* [Material for the task]:

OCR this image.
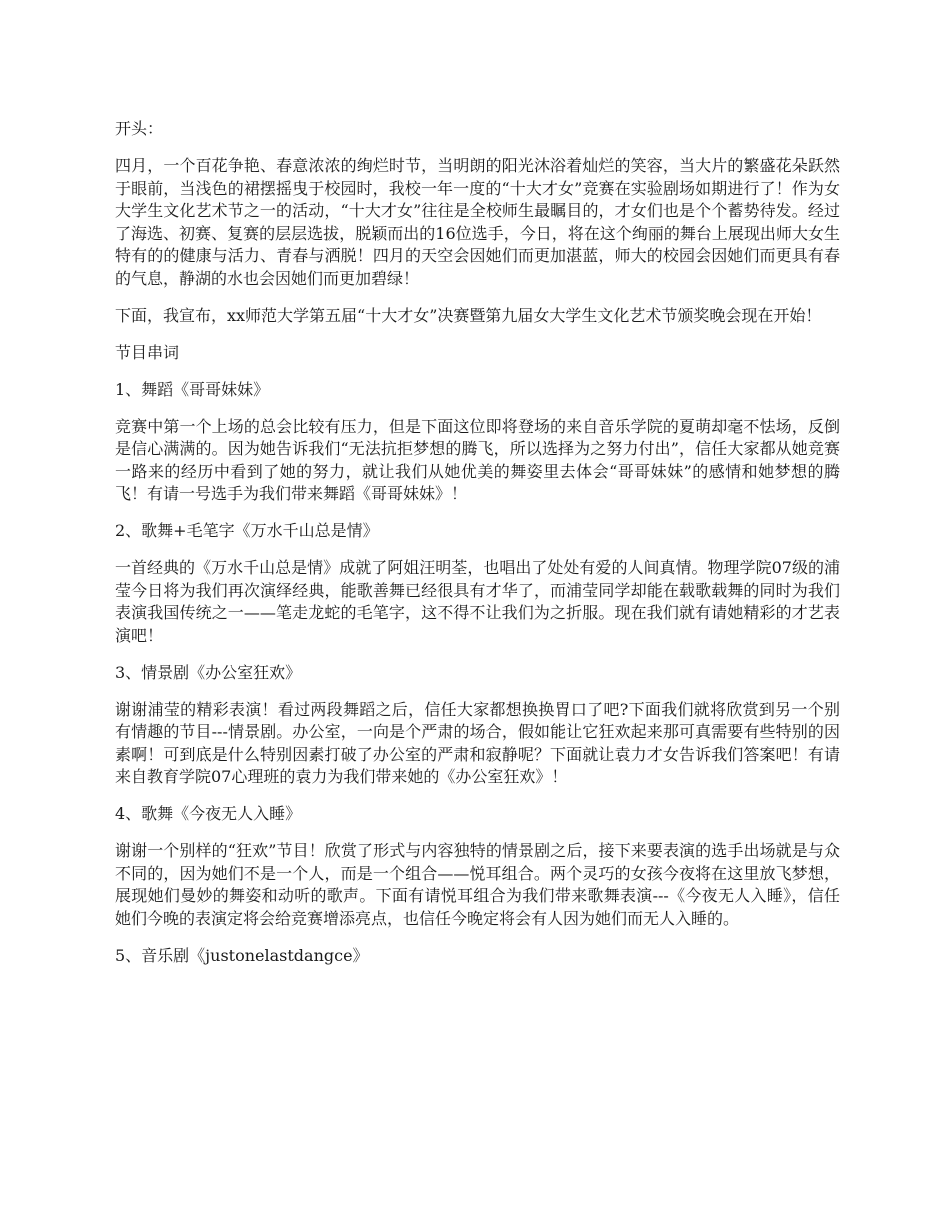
开头：

四月，一个百花争艳、春意浓浓的绚烂时节，当明朗的阳光沐浴着灿烂的笑容，当大片的繁盛花朵跃然于眼前，当浅色的裙摆摇曳于校园时，我校一年一度的“十大才女”竞赛在实验剧场如期进行了！作为女大学生文化艺术节之一的活动，“十大才女”往往是全校师生最瞩目的，才女们也是个个蓄势待发。经过了海选、初赛、复赛的层层选拔，脱颖而出的16位选手，今日，将在这个绚丽的舞台上展现出师大女生特有的的健康与活力、青春与洒脱！四月的天空会因她们而更加湛蓝，师大的校园会因她们而更具有春的气息，静湖的水也会因她们而更加碧绿！

下面，我宣布，xx师范大学第五届“十大才女”决赛暨第九届女大学生文化艺术节颁奖晚会现在开始！

节目串词

1、舞蹈《哥哥妹妹》

竞赛中第一个上场的总会比较有压力，但是下面这位即将登场的来自音乐学院的夏萌却毫不怯场，反倒是信心满满的。因为她告诉我们“无法抗拒梦想的腾飞，所以选择为之努力付出”，信任大家都从她竞赛一路来的经历中看到了她的努力，就让我们从她优美的舞姿里去体会“哥哥妹妹”的感情和她梦想的腾飞！有请一号选手为我们带来舞蹈《哥哥妹妹》！

2、歌舞+毛笔字《万水千山总是情》

一首经典的《万水千山总是情》成就了阿姐汪明荃，也唱出了处处有爱的人间真情。物理学院07级的浦莹今日将为我们再次演绎经典，能歌善舞已经很具有才华了，而浦莹同学却能在载歌载舞的同时为我们表演我国传统之一——笔走龙蛇的毛笔字，这不得不让我们为之折服。现在我们就有请她精彩的才艺表演吧！

3、情景剧《办公室狂欢》

谢谢浦莹的精彩表演！看过两段舞蹈之后，信任大家都想换换胃口了吧?下面我们就将欣赏到另一个别有情趣的节目---情景剧。办公室，一向是个严肃的场合，假如能让它狂欢起来那可真需要有些特别的因素啊！可到底是什么特别因素打破了办公室的严肃和寂静呢？下面就让袁力才女告诉我们答案吧！有请来自教育学院07心理班的袁力为我们带来她的《办公室狂欢》！

4、歌舞《今夜无人入睡》

谢谢一个别样的“狂欢”节目！欣赏了形式与内容独特的情景剧之后，接下来要表演的选手出场就是与众不同的，因为她们不是一个人，而是一个组合——悦耳组合。两个灵巧的女孩今夜将在这里放飞梦想，展现她们曼妙的舞姿和动听的歌声。下面有请悦耳组合为我们带来歌舞表演---《今夜无人入睡》，信任她们今晚的表演定将会给竞赛增添亮点，也信任今晚定将会有人因为她们而无人入睡的。

5、音乐剧《justonelastdangce》
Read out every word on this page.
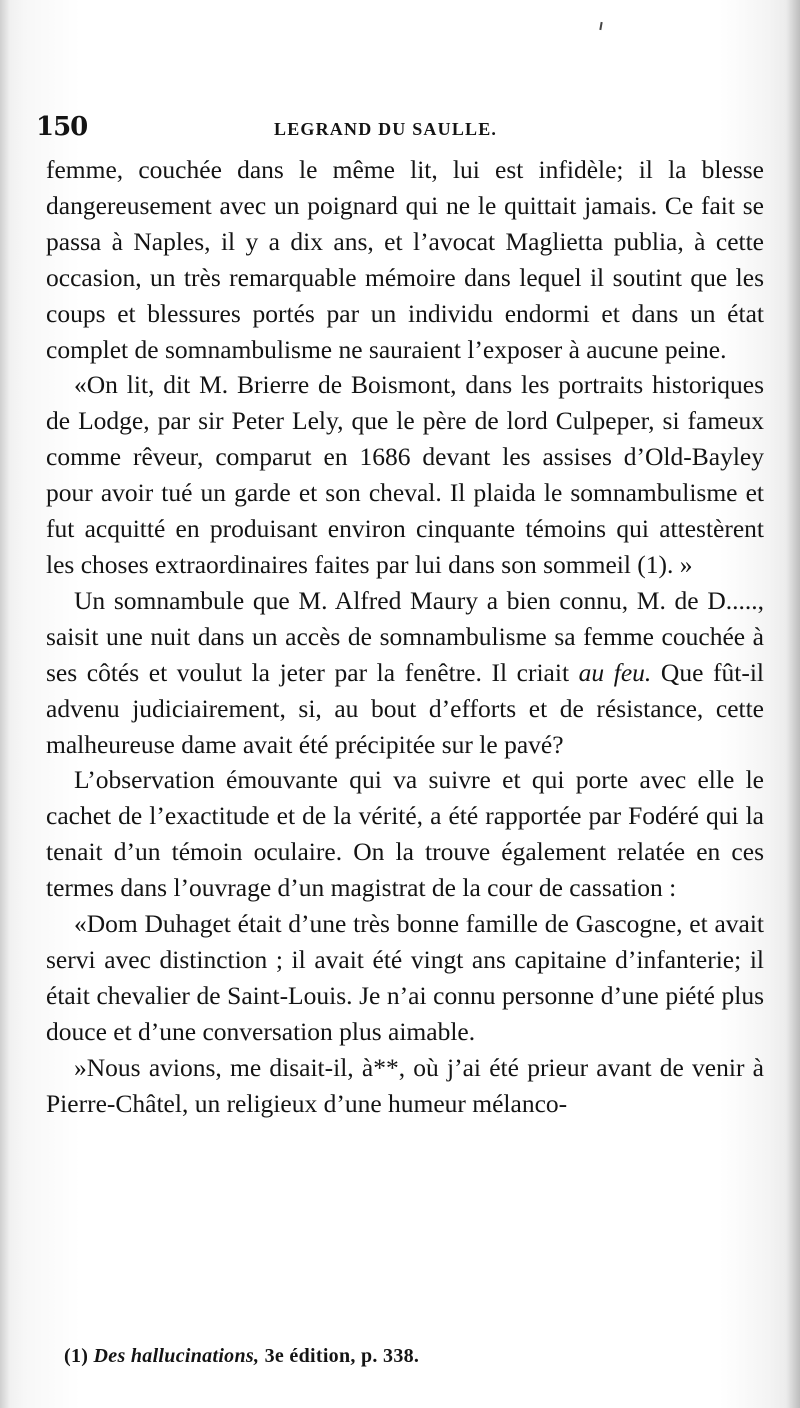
150	LEGRAND DU SAULLE.

femme, couchée dans le même lit, lui est infidèle; il la blesse dangereusement avec un poignard qui ne le quittait jamais. Ce fait se passa à Naples, il y a dix ans, et l’avocat Maglietta publia, à cette occasion, un très remarquable mémoire dans lequel il soutint que les coups et blessures portés par un individu endormi et dans un état complet de somnambulisme ne sauraient l’exposer à aucune peine.

«On lit, dit M. Brierre de Boismont, dans les portraits historiques de Lodge, par sir Peter Lely, que le père de lord Culpeper, si fameux comme rêveur, comparut en 1686 devant les assises d’Old-Bayley pour avoir tué un garde et son cheval. Il plaida le somnambulisme et fut acquitté en produisant environ cinquante témoins qui attestèrent les choses extraordinaires faites par lui dans son sommeil (1). »

Un somnambule que M. Alfred Maury a bien connu, M. de D....., saisit une nuit dans un accès de somnambulisme sa femme couchée à ses côtés et voulut la jeter par la fenêtre. Il criait au feu. Que fût-il advenu judiciairement, si, au bout d’efforts et de résistance, cette malheureuse dame avait été précipitée sur le pavé?

L’observation émouvante qui va suivre et qui porte avec elle le cachet de l’exactitude et de la vérité, a été rapportée par Fodéré qui la tenait d’un témoin oculaire. On la trouve également relatée en ces termes dans l’ouvrage d’un magistrat de la cour de cassation :

«Dom Duhaget était d’une très bonne famille de Gascogne, et avait servi avec distinction ; il avait été vingt ans capitaine d’infanterie; il était chevalier de Saint-Louis. Je n’ai connu personne d’une piété plus douce et d’une conversation plus aimable.

»Nous avions, me disait-il, à**, où j’ai été prieur avant de venir à Pierre-Châtel, un religieux d’une humeur mélanco-

(1) Des hallucinations, 3e édition, p. 338.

* [Written task]:
Extract the text of all the records above verbatim, excluding pictures.

* [Output below]:
OCR this image.
开头：

四月，一个百花争艳、春意浓浓的绚烂时节，当明朗的阳光沐浴着灿烂的笑容，当大片的繁盛花朵跃然于眼前，当浅色的裙摆摇曳于校园时，我校一年一度的“十大才女”竞赛在实验剧场如期进行了！作为女大学生文化艺术节之一的活动，“十大才女”往往是全校师生最瞩目的，才女们也是个个蓄势待发。经过了海选、初赛、复赛的层层选拔，脱颖而出的16位选手，今日，将在这个绚丽的舞台上展现出师大女生特有的的健康与活力、青春与洒脱！四月的天空会因她们而更加湛蓝，师大的校园会因她们而更具有春的气息，静湖的水也会因她们而更加碧绿！

下面，我宣布，xx师范大学第五届“十大才女”决赛暨第九届女大学生文化艺术节颁奖晚会现在开始！

节目串词

1、舞蹈《哥哥妹妹》

竞赛中第一个上场的总会比较有压力，但是下面这位即将登场的来自音乐学院的夏萌却毫不怯场，反倒是信心满满的。因为她告诉我们“无法抗拒梦想的腾飞，所以选择为之努力付出”，信任大家都从她竞赛一路来的经历中看到了她的努力，就让我们从她优美的舞姿里去体会“哥哥妹妹”的感情和她梦想的腾飞！有请一号选手为我们带来舞蹈《哥哥妹妹》！

2、歌舞+毛笔字《万水千山总是情》

一首经典的《万水千山总是情》成就了阿姐汪明荃，也唱出了处处有爱的人间真情。物理学院07级的浦莹今日将为我们再次演绎经典，能歌善舞已经很具有才华了，而浦莹同学却能在载歌载舞的同时为我们表演我国传统之一——笔走龙蛇的毛笔字，这不得不让我们为之折服。现在我们就有请她精彩的才艺表演吧！

3、情景剧《办公室狂欢》

谢谢浦莹的精彩表演！看过两段舞蹈之后，信任大家都想换换胃口了吧?下面我们就将欣赏到另一个别有情趣的节目---情景剧。办公室，一向是个严肃的场合，假如能让它狂欢起来那可真需要有些特别的因素啊！可到底是什么特别因素打破了办公室的严肃和寂静呢？下面就让袁力才女告诉我们答案吧！有请来自教育学院07心理班的袁力为我们带来她的《办公室狂欢》！

4、歌舞《今夜无人入睡》

谢谢一个别样的“狂欢”节目！欣赏了形式与内容独特的情景剧之后，接下来要表演的选手出场就是与众不同的，因为她们不是一个人，而是一个组合——悦耳组合。两个灵巧的女孩今夜将在这里放飞梦想，展现她们曼妙的舞姿和动听的歌声。下面有请悦耳组合为我们带来歌舞表演---《今夜无人入睡》，信任她们今晚的表演定将会给竞赛增添亮点，也信任今晚定将会有人因为她们而无人入睡的。

5、音乐剧《justonelastdangce》
Read out every word on this page.
150	LEGRAND DU SAULLE.

femme, couchée dans le même lit, lui est infidèle; il la blesse dangereusement avec un poignard qui ne le quittait jamais. Ce fait se passa à Naples, il y a dix ans, et l’avocat Maglietta publia, à cette occasion, un très remarquable mémoire dans lequel il soutint que les coups et blessures portés par un individu endormi et dans un état complet de somnambulisme ne sauraient l’exposer à aucune peine.

«On lit, dit M. Brierre de Boismont, dans les portraits historiques de Lodge, par sir Peter Lely, que le père de lord Culpeper, si fameux comme rêveur, comparut en 1686 devant les assises d’Old-Bayley pour avoir tué un garde et son cheval. Il plaida le somnambulisme et fut acquitté en produisant environ cinquante témoins qui attestèrent les choses extraordinaires faites par lui dans son sommeil (1). »

Un somnambule que M. Alfred Maury a bien connu, M. de D....., saisit une nuit dans un accès de somnambulisme sa femme couchée à ses côtés et voulut la jeter par la fenêtre. Il criait au feu. Que fût-il advenu judiciairement, si, au bout d’efforts et de résistance, cette malheureuse dame avait été précipitée sur le pavé?

L’observation émouvante qui va suivre et qui porte avec elle le cachet de l’exactitude et de la vérité, a été rapportée par Fodéré qui la tenait d’un témoin oculaire. On la trouve également relatée en ces termes dans l’ouvrage d’un magistrat de la cour de cassation :

«Dom Duhaget était d’une très bonne famille de Gascogne, et avait servi avec distinction ; il avait été vingt ans capitaine d’infanterie; il était chevalier de Saint-Louis. Je n’ai connu personne d’une piété plus douce et d’une conversation plus aimable.

»Nous avions, me disait-il, à**, où j’ai été prieur avant de venir à Pierre-Châtel, un religieux d’une humeur mélanco-

(1) Des hallucinations, 3e édition, p. 338.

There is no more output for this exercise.